▽

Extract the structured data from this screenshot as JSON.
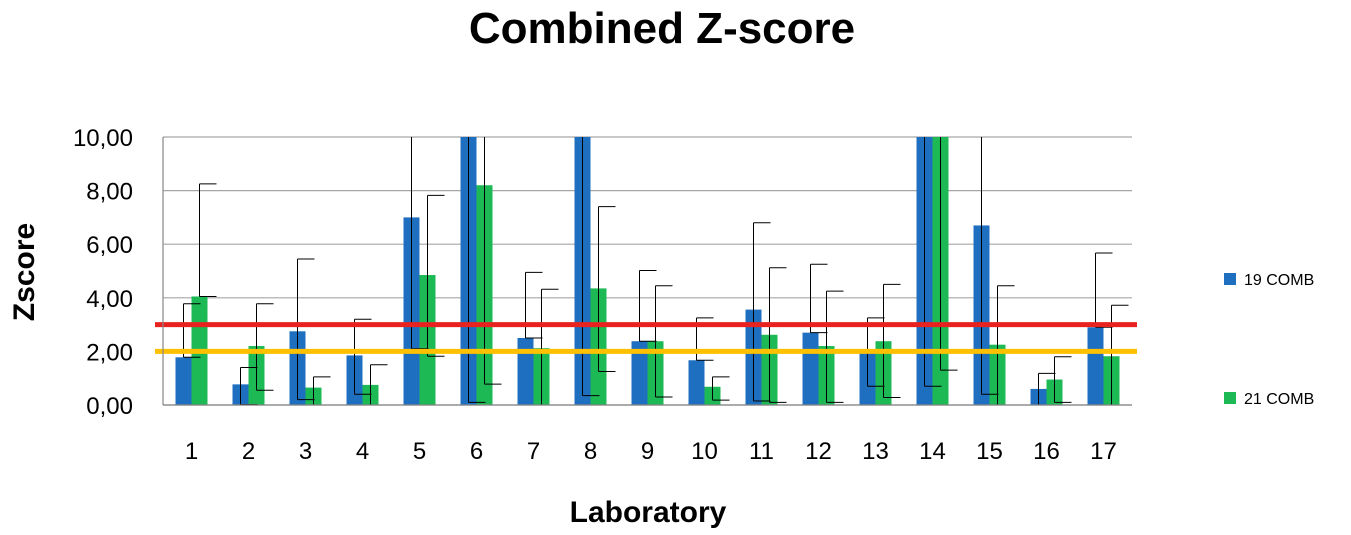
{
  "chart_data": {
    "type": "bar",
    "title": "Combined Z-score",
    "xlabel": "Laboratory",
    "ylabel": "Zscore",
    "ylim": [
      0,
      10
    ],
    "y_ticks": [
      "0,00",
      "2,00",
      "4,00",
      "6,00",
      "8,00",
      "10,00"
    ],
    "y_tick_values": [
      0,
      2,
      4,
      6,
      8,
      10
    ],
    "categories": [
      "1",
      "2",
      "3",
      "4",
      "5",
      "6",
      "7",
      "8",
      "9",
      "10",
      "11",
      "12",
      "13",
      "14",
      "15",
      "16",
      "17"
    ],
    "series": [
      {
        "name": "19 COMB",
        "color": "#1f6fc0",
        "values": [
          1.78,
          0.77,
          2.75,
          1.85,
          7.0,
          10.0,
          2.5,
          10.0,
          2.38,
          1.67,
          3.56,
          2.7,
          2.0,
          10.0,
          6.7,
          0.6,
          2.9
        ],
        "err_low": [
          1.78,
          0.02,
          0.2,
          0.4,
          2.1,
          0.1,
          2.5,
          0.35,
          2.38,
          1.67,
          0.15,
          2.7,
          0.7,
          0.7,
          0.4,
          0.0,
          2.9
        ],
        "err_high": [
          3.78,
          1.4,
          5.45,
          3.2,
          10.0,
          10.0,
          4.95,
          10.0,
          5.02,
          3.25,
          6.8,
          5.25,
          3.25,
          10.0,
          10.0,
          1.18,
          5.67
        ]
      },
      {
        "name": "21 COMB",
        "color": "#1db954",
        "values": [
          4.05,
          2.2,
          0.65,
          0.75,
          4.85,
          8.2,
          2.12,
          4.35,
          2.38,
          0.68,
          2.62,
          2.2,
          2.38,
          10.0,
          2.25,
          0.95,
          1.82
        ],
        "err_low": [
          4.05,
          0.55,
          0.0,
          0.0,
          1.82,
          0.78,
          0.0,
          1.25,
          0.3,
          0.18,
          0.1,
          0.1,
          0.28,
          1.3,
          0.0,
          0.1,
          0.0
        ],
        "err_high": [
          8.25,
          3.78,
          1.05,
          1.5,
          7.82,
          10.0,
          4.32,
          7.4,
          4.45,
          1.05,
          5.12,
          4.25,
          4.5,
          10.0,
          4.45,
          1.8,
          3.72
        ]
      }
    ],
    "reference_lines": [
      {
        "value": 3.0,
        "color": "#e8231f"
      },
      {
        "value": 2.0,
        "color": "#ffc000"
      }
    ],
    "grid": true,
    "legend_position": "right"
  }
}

△

> [TASK GOAL] Quote each line of the listing exactly, but leave the pictures out.

> [WRITTEN SOLUTION]
Extract the structured data from this screenshot as JSON.
{
  "chart_data": {
    "type": "bar",
    "title": "Combined Z-score",
    "xlabel": "Laboratory",
    "ylabel": "Zscore",
    "ylim": [
      0,
      10
    ],
    "y_ticks": [
      "0,00",
      "2,00",
      "4,00",
      "6,00",
      "8,00",
      "10,00"
    ],
    "y_tick_values": [
      0,
      2,
      4,
      6,
      8,
      10
    ],
    "categories": [
      "1",
      "2",
      "3",
      "4",
      "5",
      "6",
      "7",
      "8",
      "9",
      "10",
      "11",
      "12",
      "13",
      "14",
      "15",
      "16",
      "17"
    ],
    "series": [
      {
        "name": "19 COMB",
        "color": "#1f6fc0",
        "values": [
          1.78,
          0.77,
          2.75,
          1.85,
          7.0,
          10.0,
          2.5,
          10.0,
          2.38,
          1.67,
          3.56,
          2.7,
          2.0,
          10.0,
          6.7,
          0.6,
          2.9
        ],
        "err_low": [
          1.78,
          0.02,
          0.2,
          0.4,
          2.1,
          0.1,
          2.5,
          0.35,
          2.38,
          1.67,
          0.15,
          2.7,
          0.7,
          0.7,
          0.4,
          0.0,
          2.9
        ],
        "err_high": [
          3.78,
          1.4,
          5.45,
          3.2,
          10.0,
          10.0,
          4.95,
          10.0,
          5.02,
          3.25,
          6.8,
          5.25,
          3.25,
          10.0,
          10.0,
          1.18,
          5.67
        ]
      },
      {
        "name": "21 COMB",
        "color": "#1db954",
        "values": [
          4.05,
          2.2,
          0.65,
          0.75,
          4.85,
          8.2,
          2.12,
          4.35,
          2.38,
          0.68,
          2.62,
          2.2,
          2.38,
          10.0,
          2.25,
          0.95,
          1.82
        ],
        "err_low": [
          4.05,
          0.55,
          0.0,
          0.0,
          1.82,
          0.78,
          0.0,
          1.25,
          0.3,
          0.18,
          0.1,
          0.1,
          0.28,
          1.3,
          0.0,
          0.1,
          0.0
        ],
        "err_high": [
          8.25,
          3.78,
          1.05,
          1.5,
          7.82,
          10.0,
          4.32,
          7.4,
          4.45,
          1.05,
          5.12,
          4.25,
          4.5,
          10.0,
          4.45,
          1.8,
          3.72
        ]
      }
    ],
    "reference_lines": [
      {
        "value": 3.0,
        "color": "#e8231f"
      },
      {
        "value": 2.0,
        "color": "#ffc000"
      }
    ],
    "grid": true,
    "legend_position": "right"
  }
}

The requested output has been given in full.